— Begin —

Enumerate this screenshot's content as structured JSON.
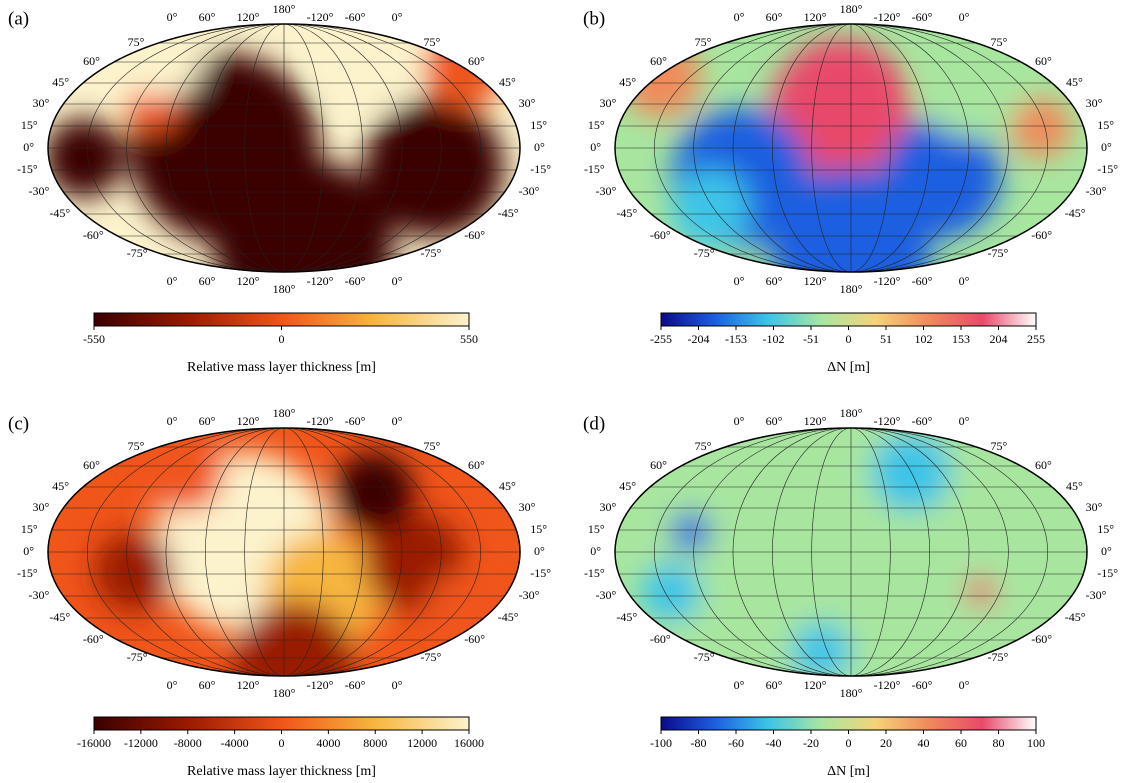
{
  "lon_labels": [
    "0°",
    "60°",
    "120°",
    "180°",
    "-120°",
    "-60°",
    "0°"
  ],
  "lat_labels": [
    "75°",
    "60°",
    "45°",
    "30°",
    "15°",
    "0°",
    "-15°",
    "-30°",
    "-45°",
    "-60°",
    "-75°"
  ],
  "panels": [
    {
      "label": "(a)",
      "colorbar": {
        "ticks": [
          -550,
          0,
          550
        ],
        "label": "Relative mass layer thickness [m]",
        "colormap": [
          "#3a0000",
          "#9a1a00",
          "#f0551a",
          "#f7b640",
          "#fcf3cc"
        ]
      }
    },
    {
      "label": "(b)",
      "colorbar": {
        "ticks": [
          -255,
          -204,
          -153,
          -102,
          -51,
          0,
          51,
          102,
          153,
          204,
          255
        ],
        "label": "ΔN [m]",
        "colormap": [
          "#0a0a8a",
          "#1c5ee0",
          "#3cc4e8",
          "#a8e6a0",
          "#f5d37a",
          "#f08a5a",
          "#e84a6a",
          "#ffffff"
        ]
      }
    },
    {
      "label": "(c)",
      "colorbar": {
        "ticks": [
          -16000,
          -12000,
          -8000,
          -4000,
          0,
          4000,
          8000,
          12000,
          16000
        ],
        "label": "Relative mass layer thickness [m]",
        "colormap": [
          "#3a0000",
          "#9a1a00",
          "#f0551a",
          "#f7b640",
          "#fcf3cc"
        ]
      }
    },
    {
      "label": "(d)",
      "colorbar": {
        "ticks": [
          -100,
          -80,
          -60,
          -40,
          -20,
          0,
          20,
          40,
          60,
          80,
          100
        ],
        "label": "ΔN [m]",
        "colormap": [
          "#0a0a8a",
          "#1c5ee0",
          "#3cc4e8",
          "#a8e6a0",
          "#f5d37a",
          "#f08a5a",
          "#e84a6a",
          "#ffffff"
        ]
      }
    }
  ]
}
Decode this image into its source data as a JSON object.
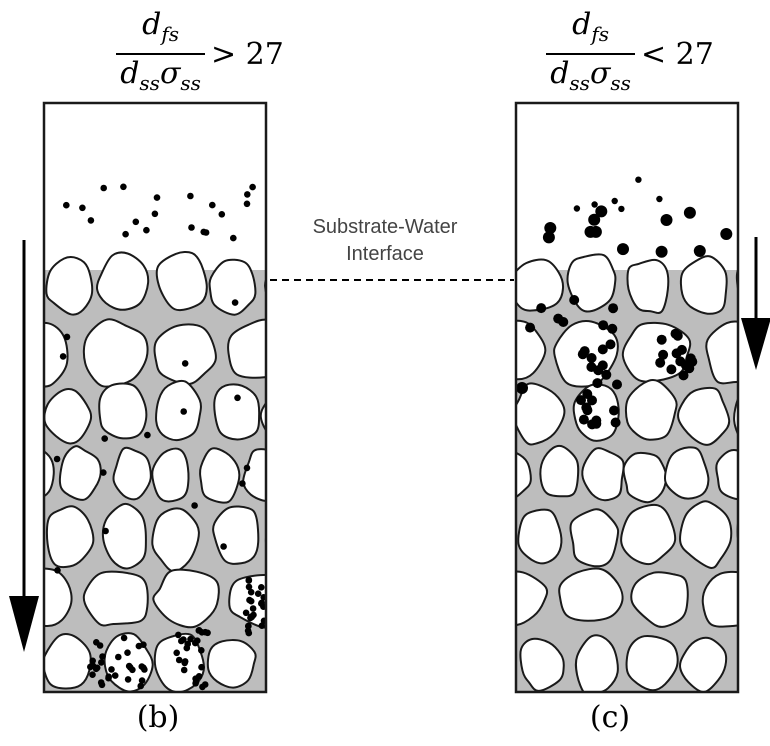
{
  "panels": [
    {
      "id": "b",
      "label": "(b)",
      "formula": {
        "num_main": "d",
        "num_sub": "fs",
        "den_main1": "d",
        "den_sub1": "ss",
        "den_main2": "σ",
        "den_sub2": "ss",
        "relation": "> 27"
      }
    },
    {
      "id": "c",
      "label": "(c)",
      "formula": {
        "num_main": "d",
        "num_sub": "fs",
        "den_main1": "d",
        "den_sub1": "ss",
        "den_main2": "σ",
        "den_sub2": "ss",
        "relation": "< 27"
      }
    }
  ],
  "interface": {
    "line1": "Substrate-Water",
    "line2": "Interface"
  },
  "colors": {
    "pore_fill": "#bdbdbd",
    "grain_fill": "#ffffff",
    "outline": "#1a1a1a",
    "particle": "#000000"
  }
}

— End —
— Begin —

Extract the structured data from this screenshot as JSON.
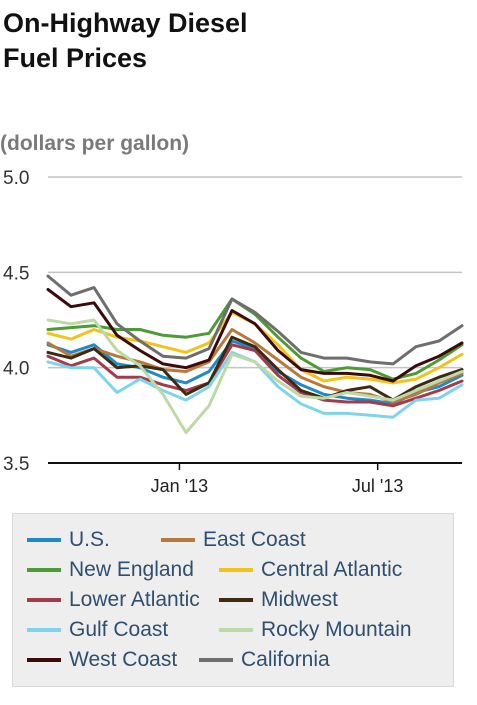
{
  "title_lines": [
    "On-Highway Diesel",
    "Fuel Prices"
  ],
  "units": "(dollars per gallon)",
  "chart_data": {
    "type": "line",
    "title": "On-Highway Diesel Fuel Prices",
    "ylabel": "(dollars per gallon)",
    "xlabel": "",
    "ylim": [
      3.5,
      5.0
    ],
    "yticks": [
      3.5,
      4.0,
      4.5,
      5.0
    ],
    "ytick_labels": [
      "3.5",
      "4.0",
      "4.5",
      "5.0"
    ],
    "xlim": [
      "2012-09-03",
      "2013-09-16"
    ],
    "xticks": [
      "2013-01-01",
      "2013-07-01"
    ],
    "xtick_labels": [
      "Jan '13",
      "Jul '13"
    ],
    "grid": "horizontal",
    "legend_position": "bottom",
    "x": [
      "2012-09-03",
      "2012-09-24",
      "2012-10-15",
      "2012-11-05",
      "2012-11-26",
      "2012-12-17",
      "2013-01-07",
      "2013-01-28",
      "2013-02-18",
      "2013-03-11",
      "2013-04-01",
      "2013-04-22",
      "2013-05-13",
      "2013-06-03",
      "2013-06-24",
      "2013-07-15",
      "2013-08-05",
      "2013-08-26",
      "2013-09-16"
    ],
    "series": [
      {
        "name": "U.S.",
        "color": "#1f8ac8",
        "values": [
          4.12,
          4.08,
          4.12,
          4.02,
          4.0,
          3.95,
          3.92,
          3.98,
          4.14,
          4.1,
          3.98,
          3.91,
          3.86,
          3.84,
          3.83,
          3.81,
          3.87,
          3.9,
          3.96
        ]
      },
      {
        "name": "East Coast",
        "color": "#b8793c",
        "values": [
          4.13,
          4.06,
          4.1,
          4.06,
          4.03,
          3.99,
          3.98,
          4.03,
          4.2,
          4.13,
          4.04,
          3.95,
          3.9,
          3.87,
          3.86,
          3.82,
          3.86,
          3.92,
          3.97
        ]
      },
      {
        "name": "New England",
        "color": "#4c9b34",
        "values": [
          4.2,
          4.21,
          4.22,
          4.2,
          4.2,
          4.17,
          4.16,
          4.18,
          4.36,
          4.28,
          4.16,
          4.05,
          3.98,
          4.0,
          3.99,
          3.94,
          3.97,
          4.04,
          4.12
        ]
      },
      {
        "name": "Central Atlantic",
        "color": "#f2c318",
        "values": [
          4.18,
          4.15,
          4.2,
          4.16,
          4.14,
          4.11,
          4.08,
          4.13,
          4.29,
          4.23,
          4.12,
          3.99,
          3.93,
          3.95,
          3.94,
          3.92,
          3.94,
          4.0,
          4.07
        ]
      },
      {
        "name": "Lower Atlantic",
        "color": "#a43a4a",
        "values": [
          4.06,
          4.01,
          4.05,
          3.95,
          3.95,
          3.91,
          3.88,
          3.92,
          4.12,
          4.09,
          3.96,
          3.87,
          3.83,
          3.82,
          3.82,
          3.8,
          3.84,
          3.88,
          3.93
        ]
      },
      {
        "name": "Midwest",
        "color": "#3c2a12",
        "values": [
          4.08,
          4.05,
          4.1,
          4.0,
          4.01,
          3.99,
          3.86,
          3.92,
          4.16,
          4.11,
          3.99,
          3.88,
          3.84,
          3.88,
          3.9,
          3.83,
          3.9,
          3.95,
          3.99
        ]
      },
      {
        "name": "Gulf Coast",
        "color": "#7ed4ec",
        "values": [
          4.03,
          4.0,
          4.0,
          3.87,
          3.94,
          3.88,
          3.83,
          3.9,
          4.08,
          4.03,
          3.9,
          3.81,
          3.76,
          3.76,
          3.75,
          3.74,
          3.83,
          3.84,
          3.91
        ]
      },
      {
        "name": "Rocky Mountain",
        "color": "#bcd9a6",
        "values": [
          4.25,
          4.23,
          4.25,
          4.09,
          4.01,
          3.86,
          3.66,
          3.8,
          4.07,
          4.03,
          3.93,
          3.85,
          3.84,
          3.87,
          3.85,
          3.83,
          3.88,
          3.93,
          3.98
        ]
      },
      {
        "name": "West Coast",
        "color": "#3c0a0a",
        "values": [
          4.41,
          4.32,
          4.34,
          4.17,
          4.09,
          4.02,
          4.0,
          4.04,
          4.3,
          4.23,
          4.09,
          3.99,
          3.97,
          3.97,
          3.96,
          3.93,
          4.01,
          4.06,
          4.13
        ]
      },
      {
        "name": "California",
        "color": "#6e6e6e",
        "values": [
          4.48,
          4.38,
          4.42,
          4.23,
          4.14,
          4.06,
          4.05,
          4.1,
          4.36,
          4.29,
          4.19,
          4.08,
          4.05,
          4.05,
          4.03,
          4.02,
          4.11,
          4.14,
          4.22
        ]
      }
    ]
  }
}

— End —

EXERCISE DESCRIPTION:
Pull out each line containing the word "name" and copy it.

RESULT BELOW:
        "name": "U.S.",
        "name": "East Coast",
        "name": "New England",
        "name": "Central Atlantic",
        "name": "Lower Atlantic",
        "name": "Midwest",
        "name": "Gulf Coast",
        "name": "Rocky Mountain",
        "name": "West Coast",
        "name": "California",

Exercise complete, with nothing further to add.